Saved entries >>
■ ■ ■ ■ ■

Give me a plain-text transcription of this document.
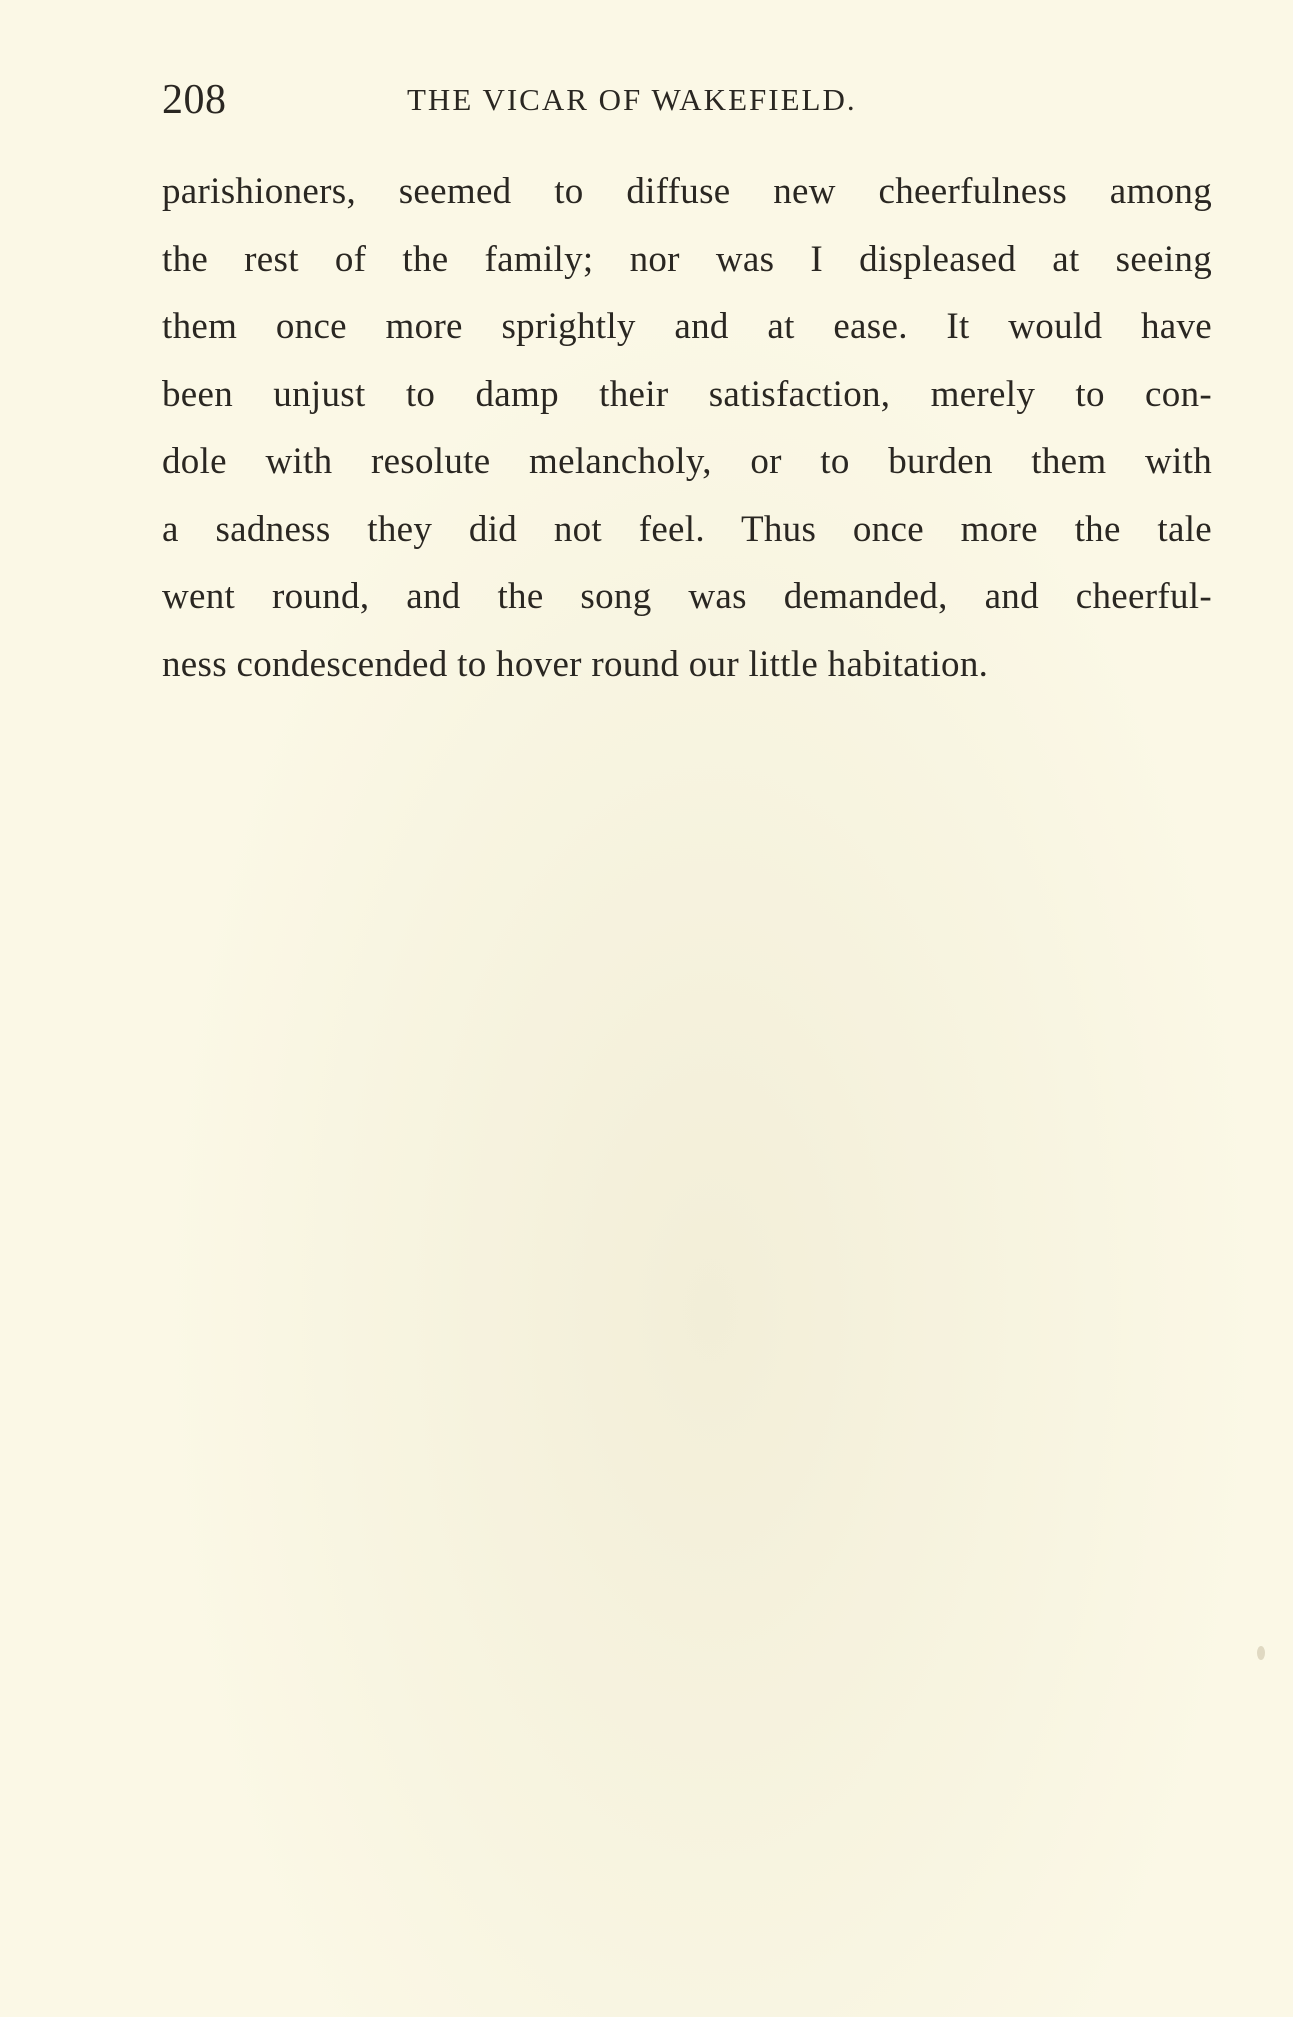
208	THE VICAR OF WAKEFIELD.
parishioners, seemed to diffuse new cheerfulness among
the rest of the family; nor was I displeased at seeing
them once more sprightly and at ease. It would have
been unjust to damp their satisfaction, merely to con-
dole with resolute melancholy, or to burden them with
a sadness they did not feel. Thus once more the tale
went round, and the song was demanded, and cheerful-
ness condescended to hover round our little habitation.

■ ■ ■ ■ ■

SET PROBLEM >>
Every line of the material is to be quoted exactly, with no pictures carried over.

WRITTEN ANSWER >>
Give me a plain-text transcription of this document.
208	THE VICAR OF WAKEFIELD.
parishioners, seemed to diffuse new cheerfulness among
the rest of the family; nor was I displeased at seeing
them once more sprightly and at ease. It would have
been unjust to damp their satisfaction, merely to con-
dole with resolute melancholy, or to burden them with
a sadness they did not feel. Thus once more the tale
went round, and the song was demanded, and cheerful-
ness condescended to hover round our little habitation.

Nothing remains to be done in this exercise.